GOAL OF THE EXERCISE: Determine which lines of the records include the word "caret", and copy them.

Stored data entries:
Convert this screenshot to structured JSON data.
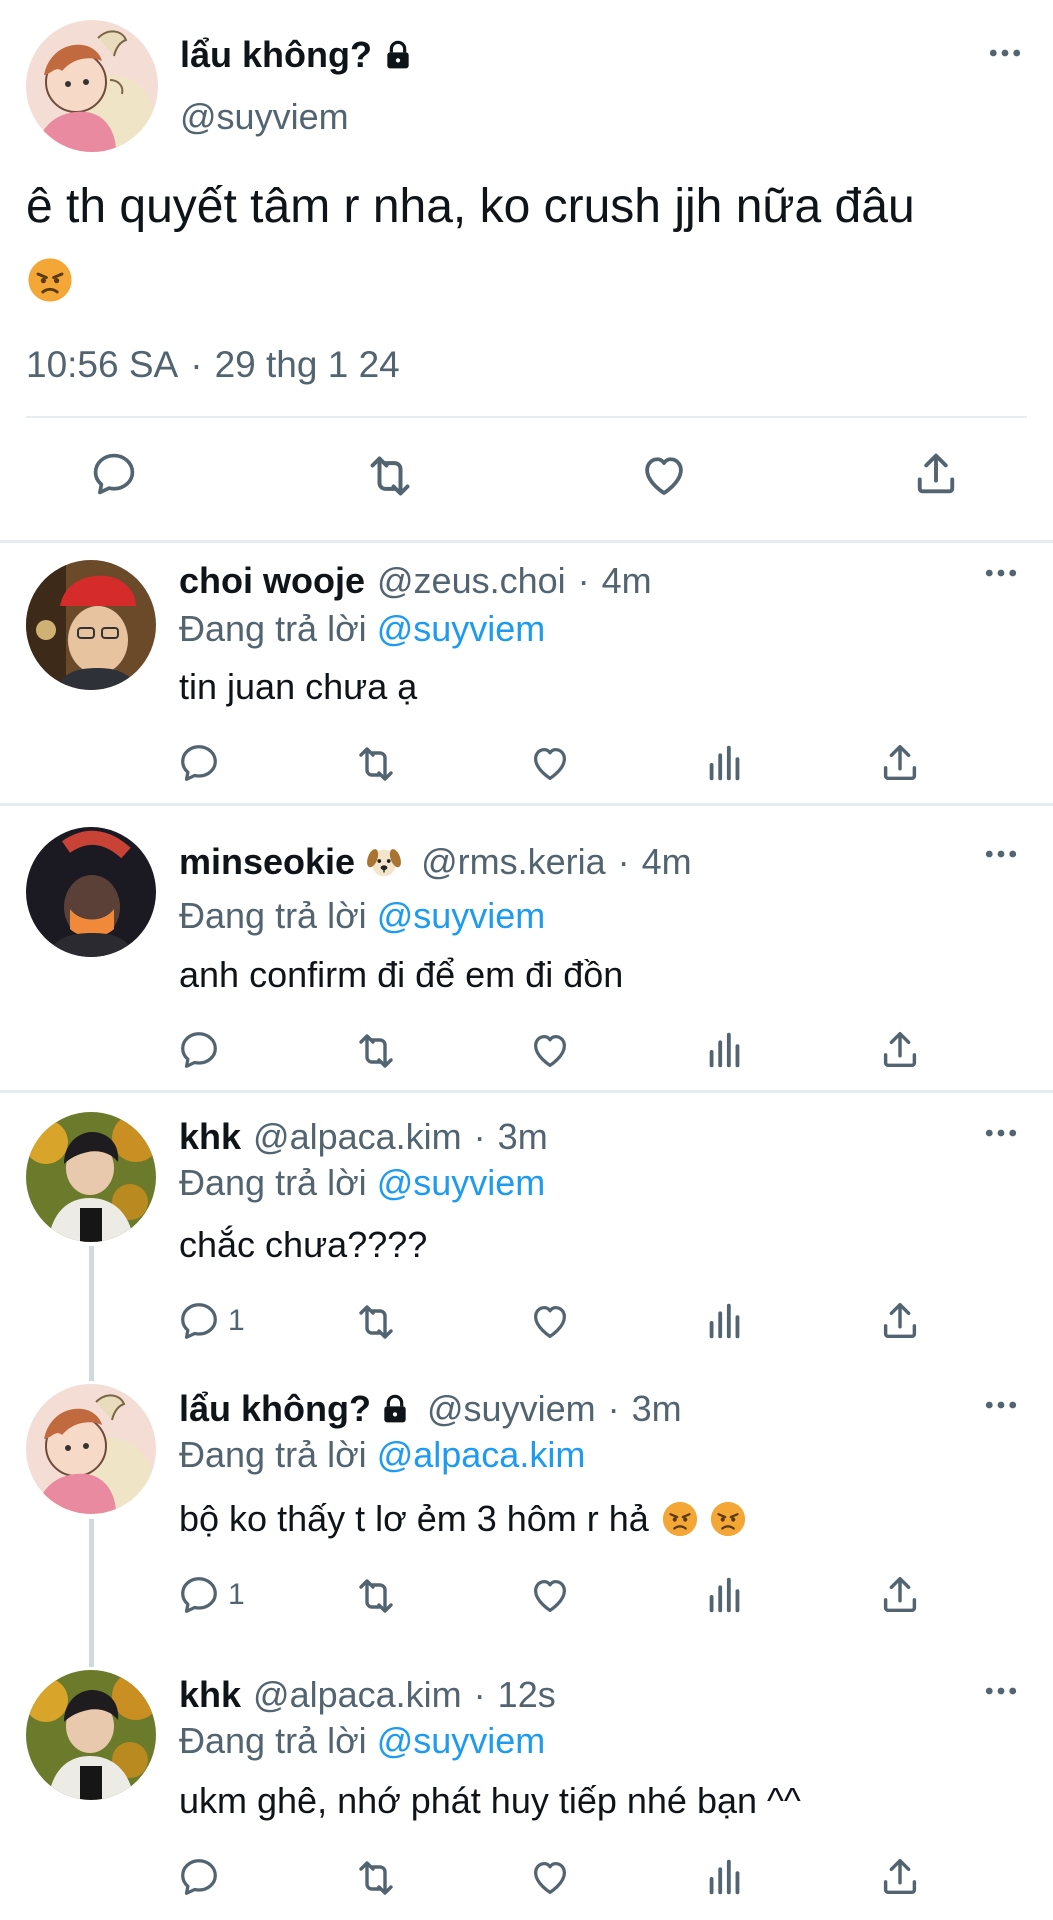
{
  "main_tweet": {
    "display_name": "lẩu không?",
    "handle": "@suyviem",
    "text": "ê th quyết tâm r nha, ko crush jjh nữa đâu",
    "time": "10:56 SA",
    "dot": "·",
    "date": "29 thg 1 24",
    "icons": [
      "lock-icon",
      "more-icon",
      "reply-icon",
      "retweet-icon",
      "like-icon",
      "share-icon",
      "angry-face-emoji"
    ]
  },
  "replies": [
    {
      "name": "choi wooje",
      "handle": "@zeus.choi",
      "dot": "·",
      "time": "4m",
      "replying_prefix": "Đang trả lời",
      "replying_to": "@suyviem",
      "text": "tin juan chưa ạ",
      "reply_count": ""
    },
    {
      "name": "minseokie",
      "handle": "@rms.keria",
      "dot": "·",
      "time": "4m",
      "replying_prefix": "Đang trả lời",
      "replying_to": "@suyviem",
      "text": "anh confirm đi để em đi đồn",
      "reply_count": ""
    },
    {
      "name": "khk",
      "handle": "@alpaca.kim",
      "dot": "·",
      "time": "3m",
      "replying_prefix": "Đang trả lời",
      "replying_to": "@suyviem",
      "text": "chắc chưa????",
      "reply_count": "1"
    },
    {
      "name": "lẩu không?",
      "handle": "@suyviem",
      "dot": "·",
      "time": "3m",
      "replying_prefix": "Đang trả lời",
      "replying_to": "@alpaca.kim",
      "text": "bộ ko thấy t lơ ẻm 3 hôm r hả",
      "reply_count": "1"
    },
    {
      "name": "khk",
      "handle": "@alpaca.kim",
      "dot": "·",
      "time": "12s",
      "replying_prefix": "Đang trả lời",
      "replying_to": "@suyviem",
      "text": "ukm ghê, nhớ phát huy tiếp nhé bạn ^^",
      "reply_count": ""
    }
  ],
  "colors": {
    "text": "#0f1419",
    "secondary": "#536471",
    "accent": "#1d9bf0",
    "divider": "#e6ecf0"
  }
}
* * *
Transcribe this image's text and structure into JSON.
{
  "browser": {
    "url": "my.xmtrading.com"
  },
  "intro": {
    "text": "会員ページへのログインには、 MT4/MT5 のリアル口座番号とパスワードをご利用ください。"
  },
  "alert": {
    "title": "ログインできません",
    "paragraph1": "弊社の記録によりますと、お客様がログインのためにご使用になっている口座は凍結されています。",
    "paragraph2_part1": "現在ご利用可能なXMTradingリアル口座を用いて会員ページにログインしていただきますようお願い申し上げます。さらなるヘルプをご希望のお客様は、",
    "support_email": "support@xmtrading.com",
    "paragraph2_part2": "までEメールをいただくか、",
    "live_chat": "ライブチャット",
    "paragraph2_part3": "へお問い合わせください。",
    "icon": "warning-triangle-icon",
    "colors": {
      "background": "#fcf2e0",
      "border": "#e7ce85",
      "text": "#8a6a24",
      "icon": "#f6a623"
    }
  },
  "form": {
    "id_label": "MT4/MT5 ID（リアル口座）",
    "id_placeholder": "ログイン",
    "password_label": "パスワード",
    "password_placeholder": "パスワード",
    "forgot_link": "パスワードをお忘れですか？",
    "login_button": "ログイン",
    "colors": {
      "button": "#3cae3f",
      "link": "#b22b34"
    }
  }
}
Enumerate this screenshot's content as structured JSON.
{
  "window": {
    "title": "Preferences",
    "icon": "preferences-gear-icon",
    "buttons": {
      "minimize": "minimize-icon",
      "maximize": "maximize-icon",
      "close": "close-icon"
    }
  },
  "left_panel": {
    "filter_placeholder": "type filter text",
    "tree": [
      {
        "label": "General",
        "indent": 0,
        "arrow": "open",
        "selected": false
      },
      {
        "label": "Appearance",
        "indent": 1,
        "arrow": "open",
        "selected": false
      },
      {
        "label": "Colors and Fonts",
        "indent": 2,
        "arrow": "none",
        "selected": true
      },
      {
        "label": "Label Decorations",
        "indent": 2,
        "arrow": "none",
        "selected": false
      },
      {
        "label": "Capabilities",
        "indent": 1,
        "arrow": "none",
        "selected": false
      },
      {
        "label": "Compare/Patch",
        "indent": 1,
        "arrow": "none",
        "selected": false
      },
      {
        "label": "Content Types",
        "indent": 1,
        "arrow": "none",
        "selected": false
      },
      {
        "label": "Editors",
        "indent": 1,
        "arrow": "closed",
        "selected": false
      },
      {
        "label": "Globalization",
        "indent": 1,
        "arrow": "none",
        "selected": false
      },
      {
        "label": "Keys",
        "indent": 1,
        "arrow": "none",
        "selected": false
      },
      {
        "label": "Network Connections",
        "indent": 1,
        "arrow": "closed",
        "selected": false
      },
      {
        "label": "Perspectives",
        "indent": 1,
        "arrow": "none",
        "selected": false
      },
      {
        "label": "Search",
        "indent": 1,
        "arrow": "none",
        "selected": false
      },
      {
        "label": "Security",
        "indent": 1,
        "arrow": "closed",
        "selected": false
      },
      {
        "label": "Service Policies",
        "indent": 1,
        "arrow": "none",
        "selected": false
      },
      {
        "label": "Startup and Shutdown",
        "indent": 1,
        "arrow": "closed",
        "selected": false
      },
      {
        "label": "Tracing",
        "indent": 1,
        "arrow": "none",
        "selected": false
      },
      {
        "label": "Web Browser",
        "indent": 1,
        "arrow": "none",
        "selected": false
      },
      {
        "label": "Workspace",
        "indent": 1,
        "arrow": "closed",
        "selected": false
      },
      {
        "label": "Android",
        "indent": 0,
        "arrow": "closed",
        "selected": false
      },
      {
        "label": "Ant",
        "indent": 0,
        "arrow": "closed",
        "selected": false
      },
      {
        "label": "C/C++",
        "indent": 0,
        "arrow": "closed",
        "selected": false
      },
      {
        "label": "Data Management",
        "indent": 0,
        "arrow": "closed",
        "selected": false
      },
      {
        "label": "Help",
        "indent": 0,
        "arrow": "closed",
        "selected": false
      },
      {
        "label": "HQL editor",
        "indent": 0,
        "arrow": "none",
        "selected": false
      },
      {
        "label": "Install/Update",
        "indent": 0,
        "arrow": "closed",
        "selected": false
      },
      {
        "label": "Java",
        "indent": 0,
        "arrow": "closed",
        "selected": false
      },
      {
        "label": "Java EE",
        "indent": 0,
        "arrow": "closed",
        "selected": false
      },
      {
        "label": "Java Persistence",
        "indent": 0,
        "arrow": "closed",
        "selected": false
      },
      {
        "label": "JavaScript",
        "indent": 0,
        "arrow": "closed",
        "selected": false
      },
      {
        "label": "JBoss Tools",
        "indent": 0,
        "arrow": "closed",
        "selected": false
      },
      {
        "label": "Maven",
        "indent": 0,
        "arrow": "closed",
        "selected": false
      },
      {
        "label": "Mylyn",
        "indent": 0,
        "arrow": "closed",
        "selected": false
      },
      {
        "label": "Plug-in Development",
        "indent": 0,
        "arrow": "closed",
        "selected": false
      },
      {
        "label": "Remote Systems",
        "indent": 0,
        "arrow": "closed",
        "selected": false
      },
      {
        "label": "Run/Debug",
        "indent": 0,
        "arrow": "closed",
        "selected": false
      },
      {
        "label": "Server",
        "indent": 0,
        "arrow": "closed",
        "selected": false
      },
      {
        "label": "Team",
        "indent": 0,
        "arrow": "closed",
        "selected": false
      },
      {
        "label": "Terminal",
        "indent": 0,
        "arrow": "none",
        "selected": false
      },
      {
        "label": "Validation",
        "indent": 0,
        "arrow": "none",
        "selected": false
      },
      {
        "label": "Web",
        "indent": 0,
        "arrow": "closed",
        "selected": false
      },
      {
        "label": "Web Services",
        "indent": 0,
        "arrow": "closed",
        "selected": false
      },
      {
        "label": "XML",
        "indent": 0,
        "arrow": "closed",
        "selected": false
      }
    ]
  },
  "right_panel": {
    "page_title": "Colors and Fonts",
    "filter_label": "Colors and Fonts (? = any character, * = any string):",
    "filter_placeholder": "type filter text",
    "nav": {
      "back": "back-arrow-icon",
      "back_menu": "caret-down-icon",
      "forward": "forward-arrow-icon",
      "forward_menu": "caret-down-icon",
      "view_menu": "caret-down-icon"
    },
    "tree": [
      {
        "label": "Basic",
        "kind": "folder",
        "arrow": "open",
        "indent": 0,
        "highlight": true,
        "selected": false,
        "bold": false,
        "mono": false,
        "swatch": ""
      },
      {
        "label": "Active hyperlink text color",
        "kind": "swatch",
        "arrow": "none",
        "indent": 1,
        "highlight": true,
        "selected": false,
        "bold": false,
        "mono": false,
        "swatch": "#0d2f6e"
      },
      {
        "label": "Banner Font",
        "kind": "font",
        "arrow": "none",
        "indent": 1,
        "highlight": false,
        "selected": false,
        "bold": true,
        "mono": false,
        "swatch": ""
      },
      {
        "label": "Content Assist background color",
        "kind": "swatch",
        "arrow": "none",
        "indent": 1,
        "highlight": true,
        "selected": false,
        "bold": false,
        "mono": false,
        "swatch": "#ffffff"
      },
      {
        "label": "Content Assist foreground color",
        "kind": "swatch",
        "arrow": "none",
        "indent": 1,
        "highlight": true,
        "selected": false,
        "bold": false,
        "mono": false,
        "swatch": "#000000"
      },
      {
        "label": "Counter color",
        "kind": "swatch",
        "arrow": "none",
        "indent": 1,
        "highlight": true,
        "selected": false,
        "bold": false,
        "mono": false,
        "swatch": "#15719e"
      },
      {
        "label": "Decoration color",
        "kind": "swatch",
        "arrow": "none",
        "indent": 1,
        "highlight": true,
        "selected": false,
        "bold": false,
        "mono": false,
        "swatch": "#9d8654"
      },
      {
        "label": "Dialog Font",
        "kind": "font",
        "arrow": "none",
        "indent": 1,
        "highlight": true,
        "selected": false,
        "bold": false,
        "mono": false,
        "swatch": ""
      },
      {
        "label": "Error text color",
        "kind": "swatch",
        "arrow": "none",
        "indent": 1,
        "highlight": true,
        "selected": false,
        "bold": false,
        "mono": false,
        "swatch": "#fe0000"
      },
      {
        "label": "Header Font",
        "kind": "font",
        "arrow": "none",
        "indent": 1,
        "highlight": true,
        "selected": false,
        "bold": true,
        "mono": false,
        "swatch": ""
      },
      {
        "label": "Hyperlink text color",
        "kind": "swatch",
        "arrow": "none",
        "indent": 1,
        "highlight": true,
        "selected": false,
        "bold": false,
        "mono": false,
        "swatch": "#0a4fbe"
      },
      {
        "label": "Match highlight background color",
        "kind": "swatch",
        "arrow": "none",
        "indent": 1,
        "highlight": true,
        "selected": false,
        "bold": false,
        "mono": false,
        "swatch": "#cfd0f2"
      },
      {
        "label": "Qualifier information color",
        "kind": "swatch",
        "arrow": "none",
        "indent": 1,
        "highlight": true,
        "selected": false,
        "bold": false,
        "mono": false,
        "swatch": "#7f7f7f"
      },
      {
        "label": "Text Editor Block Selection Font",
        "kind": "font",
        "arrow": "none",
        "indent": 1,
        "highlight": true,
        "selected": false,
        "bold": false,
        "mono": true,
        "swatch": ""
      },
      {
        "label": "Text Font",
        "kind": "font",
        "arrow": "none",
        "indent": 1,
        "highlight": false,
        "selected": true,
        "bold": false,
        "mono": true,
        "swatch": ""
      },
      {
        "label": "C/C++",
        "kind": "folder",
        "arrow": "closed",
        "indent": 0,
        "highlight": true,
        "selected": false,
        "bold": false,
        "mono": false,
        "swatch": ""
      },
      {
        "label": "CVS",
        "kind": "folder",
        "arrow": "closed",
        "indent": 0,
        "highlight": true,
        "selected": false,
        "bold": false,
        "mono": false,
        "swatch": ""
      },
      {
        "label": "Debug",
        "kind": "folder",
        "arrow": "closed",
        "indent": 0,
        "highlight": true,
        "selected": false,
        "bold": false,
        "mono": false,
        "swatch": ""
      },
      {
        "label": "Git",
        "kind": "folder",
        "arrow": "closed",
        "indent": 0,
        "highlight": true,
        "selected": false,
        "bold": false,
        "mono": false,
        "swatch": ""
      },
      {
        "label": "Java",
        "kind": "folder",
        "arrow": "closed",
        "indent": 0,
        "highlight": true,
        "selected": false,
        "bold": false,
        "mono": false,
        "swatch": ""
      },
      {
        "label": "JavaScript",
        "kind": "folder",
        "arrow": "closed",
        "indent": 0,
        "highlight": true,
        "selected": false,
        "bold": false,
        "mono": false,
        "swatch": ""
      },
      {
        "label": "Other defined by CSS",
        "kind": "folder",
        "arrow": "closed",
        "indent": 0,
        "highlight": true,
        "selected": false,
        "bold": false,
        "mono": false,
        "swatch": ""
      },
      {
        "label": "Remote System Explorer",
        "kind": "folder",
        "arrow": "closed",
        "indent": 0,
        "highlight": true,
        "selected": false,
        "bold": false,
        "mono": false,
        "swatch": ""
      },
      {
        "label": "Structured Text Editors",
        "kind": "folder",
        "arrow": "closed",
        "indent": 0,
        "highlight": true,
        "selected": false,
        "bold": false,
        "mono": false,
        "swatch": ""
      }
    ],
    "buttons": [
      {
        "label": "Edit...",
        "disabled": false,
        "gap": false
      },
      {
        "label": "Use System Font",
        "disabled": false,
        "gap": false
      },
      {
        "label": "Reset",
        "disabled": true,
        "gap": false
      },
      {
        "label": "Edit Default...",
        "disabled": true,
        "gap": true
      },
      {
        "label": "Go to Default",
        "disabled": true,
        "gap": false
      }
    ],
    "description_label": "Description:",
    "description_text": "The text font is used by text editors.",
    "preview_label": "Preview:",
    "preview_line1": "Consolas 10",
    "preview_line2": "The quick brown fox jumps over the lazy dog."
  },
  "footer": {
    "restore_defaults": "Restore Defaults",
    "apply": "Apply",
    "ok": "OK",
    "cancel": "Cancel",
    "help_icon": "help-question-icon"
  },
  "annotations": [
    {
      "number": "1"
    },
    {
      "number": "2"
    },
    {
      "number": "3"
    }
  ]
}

TASK RESPONSE:
      "back_menu": "caret-down-icon",
      "forward_menu": "caret-down-icon",
      "view_menu": "caret-down-icon"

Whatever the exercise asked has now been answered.